## start Stored records
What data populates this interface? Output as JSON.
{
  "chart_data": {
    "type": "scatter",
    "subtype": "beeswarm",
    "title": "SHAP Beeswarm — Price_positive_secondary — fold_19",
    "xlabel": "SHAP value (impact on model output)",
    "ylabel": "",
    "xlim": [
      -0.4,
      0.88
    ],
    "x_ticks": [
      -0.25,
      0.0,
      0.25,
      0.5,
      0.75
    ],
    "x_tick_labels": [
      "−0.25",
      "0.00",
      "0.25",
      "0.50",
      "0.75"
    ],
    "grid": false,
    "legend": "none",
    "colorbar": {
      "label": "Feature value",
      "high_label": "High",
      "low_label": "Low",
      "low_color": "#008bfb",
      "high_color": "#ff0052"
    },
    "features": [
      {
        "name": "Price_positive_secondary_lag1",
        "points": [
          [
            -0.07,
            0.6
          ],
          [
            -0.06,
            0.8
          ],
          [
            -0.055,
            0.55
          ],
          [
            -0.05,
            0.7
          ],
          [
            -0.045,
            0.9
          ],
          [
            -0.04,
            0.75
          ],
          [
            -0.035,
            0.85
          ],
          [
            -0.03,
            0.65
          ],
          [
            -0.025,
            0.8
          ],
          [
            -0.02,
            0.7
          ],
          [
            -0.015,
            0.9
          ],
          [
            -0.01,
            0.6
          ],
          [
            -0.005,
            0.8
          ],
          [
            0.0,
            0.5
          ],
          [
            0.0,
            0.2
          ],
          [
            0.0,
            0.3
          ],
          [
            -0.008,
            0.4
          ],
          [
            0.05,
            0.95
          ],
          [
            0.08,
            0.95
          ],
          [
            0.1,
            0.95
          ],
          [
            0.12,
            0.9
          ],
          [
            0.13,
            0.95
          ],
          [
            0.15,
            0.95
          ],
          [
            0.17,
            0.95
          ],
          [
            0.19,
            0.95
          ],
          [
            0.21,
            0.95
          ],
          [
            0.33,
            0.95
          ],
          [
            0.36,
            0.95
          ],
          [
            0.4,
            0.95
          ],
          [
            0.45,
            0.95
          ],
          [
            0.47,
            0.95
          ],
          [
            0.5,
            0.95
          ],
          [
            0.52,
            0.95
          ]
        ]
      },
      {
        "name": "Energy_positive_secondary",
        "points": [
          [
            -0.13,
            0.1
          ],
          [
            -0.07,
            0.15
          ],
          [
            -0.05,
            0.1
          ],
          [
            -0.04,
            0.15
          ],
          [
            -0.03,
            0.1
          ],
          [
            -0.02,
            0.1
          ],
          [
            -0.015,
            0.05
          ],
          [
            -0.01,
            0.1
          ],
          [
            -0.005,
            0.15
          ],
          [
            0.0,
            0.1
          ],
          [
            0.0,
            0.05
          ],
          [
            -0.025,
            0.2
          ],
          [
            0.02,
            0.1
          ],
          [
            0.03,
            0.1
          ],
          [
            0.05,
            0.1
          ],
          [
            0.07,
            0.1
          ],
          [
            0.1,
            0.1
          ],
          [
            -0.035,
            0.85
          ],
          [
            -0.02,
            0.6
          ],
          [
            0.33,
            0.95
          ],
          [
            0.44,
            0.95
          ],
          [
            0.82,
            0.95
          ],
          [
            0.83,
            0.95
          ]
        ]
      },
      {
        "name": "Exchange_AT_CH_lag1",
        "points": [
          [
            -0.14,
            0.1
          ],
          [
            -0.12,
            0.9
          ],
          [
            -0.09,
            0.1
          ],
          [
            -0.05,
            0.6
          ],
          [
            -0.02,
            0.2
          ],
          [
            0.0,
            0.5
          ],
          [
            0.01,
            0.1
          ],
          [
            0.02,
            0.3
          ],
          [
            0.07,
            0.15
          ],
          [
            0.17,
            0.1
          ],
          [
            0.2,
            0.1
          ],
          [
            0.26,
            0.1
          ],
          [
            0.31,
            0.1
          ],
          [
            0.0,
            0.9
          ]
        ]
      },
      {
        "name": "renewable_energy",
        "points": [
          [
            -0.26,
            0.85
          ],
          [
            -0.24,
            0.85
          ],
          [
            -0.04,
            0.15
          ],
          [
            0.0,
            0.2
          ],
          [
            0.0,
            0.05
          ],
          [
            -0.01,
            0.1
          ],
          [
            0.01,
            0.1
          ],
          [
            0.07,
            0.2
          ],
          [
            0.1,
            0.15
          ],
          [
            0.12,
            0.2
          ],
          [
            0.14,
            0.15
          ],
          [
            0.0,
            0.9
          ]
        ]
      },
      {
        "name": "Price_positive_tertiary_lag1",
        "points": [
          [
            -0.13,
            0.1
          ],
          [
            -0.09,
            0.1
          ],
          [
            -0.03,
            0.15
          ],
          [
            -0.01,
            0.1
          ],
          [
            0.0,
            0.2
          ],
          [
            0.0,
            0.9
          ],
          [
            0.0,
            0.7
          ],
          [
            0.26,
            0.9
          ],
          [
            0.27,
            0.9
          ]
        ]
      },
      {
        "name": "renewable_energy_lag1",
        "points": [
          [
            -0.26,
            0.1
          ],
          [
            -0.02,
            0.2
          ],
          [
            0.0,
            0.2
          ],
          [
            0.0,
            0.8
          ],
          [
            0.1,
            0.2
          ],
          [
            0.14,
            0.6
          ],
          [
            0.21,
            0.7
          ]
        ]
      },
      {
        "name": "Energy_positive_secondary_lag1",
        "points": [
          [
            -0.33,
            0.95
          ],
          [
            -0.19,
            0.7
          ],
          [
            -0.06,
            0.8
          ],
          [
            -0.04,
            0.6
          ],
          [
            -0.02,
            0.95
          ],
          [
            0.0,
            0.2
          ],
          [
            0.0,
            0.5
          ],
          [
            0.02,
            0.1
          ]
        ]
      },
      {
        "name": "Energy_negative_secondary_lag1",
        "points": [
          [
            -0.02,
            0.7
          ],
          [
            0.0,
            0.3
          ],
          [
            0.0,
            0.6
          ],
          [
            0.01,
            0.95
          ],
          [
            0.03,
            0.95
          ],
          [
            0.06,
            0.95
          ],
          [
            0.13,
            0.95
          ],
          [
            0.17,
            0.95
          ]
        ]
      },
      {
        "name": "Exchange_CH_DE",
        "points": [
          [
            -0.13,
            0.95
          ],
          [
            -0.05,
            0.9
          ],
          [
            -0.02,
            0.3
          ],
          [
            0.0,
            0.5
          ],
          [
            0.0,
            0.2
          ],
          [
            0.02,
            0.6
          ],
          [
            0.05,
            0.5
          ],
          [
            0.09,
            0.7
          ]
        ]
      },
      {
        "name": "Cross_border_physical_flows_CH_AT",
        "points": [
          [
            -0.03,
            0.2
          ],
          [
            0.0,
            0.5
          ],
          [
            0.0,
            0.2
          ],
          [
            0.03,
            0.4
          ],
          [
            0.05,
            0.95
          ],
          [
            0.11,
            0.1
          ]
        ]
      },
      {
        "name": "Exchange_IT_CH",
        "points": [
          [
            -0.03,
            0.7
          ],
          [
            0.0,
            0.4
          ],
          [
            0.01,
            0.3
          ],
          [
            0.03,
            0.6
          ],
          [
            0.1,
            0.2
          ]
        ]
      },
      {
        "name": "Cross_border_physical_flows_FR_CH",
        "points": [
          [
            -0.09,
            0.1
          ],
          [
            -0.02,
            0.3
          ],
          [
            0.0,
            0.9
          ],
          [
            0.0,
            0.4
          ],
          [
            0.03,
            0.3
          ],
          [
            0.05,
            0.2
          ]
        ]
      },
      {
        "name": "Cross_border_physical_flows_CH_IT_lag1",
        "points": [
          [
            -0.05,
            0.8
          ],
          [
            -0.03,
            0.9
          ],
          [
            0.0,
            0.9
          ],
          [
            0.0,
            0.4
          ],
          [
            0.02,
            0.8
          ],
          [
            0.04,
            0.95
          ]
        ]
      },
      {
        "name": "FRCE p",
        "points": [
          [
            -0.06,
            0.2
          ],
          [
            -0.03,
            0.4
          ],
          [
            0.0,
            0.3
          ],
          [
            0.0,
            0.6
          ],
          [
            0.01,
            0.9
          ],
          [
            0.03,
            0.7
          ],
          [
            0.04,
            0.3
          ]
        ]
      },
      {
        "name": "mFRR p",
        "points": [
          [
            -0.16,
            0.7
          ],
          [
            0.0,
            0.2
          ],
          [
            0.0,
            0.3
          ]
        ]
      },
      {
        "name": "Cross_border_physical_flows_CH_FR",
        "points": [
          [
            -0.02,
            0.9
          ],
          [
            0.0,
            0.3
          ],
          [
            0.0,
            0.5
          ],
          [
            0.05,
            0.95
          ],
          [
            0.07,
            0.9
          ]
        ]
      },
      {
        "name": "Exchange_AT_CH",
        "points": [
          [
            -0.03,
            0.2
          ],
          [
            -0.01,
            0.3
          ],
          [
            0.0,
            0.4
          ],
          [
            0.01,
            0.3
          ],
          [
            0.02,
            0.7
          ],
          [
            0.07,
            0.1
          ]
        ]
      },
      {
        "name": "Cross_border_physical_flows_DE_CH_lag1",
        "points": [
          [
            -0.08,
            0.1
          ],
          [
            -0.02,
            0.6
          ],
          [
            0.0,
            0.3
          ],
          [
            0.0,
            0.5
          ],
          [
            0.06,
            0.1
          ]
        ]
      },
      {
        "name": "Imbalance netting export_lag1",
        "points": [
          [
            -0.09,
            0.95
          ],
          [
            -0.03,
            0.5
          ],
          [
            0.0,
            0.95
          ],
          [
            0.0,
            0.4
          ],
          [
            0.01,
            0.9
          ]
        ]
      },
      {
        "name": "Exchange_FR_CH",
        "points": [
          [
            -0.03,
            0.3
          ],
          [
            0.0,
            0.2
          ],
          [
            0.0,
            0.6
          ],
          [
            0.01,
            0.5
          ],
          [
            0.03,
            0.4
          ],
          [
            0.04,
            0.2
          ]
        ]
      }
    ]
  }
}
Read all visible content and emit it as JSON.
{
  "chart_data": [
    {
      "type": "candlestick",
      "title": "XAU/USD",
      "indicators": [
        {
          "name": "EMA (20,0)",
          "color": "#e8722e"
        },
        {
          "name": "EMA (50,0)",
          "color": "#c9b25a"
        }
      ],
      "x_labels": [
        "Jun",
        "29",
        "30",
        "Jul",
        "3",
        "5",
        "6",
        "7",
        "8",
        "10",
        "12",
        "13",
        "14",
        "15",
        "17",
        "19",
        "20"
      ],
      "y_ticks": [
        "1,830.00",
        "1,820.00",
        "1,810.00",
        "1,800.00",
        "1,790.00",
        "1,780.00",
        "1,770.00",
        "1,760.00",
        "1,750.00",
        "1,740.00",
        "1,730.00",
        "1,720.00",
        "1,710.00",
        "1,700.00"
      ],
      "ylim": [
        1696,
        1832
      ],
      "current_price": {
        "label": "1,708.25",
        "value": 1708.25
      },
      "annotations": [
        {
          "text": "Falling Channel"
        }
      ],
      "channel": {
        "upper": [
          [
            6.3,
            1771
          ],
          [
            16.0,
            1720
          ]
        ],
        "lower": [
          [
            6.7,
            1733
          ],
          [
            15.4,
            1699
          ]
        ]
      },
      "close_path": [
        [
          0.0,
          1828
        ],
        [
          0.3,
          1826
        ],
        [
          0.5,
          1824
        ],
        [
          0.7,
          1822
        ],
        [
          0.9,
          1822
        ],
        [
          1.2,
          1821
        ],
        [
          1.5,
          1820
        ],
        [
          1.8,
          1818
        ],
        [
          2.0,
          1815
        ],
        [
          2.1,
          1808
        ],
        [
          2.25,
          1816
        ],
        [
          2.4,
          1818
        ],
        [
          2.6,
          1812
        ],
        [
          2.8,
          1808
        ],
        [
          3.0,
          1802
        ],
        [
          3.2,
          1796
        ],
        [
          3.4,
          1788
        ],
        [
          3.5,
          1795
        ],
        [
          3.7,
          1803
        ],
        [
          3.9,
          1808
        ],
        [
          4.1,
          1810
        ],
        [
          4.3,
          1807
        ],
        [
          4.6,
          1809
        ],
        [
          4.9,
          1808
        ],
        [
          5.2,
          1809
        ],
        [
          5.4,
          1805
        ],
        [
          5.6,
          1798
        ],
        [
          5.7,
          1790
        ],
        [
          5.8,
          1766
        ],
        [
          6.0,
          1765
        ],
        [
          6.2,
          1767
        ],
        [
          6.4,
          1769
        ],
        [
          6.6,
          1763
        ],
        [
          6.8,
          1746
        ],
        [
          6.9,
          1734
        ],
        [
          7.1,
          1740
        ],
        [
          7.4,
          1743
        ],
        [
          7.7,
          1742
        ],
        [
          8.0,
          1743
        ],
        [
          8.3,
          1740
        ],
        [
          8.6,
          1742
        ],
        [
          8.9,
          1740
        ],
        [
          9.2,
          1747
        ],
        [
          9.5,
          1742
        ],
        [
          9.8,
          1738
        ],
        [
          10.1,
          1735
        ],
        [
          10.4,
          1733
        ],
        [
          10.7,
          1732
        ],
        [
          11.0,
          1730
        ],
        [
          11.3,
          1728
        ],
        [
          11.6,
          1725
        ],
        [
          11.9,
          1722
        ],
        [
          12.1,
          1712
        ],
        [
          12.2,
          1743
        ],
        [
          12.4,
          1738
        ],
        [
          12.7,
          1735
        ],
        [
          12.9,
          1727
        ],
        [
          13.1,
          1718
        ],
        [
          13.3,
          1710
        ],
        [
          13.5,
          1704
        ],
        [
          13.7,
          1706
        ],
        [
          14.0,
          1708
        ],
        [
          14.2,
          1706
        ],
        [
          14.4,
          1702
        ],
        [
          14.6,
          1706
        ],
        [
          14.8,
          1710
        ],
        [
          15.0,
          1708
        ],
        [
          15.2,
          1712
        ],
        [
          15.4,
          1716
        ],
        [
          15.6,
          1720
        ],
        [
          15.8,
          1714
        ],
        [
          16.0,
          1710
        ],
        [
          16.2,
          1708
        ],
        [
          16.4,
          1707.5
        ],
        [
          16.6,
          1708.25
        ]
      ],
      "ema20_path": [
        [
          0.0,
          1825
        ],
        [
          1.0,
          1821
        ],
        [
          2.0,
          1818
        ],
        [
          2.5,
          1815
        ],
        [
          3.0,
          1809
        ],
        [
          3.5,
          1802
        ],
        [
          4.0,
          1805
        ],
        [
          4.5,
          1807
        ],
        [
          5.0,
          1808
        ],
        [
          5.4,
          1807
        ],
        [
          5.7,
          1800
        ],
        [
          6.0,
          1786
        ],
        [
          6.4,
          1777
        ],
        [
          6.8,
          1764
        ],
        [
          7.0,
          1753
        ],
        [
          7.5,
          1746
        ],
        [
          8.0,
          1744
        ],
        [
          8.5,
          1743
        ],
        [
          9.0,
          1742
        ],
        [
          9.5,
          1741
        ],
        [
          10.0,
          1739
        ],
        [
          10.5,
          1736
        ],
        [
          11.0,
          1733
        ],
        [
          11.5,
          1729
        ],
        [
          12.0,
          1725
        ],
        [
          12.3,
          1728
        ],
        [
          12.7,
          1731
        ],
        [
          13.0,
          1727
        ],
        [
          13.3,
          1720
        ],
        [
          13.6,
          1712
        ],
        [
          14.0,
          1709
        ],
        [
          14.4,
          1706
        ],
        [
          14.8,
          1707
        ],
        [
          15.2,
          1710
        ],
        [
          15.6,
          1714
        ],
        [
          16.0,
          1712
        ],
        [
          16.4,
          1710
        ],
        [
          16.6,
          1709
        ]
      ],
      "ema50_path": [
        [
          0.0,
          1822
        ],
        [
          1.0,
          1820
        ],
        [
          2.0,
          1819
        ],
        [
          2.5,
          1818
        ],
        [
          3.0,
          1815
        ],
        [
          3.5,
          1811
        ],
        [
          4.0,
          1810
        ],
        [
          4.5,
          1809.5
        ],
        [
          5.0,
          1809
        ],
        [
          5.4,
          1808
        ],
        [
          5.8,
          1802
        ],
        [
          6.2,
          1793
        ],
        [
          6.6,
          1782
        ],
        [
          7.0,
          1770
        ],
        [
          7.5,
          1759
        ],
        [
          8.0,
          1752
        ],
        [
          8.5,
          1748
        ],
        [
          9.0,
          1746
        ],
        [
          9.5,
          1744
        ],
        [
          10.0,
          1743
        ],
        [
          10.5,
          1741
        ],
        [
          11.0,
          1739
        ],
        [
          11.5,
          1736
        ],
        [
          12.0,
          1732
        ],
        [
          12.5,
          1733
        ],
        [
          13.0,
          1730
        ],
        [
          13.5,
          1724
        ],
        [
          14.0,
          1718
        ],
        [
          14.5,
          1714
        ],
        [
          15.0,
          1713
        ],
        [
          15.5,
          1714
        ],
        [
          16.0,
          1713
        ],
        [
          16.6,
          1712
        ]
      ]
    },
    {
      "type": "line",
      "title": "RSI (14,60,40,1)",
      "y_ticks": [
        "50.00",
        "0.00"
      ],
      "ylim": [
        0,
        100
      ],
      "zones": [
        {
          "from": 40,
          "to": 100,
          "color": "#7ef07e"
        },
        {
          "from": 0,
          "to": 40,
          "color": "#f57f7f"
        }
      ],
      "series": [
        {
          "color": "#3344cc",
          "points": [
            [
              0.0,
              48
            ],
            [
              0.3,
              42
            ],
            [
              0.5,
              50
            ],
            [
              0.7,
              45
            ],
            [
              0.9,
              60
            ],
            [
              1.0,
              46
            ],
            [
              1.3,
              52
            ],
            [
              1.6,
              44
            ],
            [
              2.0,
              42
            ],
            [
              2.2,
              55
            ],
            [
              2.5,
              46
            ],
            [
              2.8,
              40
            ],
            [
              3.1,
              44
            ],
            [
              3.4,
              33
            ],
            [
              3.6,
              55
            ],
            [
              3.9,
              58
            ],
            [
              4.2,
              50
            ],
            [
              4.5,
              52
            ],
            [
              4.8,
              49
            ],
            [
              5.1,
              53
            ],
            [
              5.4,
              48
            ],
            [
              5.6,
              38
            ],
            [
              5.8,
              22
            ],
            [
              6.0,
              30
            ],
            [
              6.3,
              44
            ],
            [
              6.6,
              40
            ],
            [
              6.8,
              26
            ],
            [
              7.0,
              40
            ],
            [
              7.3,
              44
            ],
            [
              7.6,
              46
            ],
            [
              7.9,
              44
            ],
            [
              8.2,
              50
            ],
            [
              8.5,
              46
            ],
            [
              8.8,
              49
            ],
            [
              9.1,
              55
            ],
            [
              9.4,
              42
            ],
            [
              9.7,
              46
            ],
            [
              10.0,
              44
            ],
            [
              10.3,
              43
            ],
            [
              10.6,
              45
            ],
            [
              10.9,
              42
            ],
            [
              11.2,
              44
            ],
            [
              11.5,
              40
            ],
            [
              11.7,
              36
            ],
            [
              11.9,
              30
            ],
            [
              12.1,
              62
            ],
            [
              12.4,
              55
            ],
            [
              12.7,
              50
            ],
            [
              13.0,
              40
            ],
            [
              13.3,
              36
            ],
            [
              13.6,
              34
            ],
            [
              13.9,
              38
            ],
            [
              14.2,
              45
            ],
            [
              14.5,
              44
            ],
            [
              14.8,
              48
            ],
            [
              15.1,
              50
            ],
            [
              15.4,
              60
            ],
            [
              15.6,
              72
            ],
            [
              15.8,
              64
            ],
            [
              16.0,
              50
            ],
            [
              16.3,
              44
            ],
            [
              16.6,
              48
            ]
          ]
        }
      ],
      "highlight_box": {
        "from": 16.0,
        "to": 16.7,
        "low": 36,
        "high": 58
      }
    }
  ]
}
## end Stored records
Exercise description »
Give only the number of lines in the data that hold the string "title".

Completed task »
3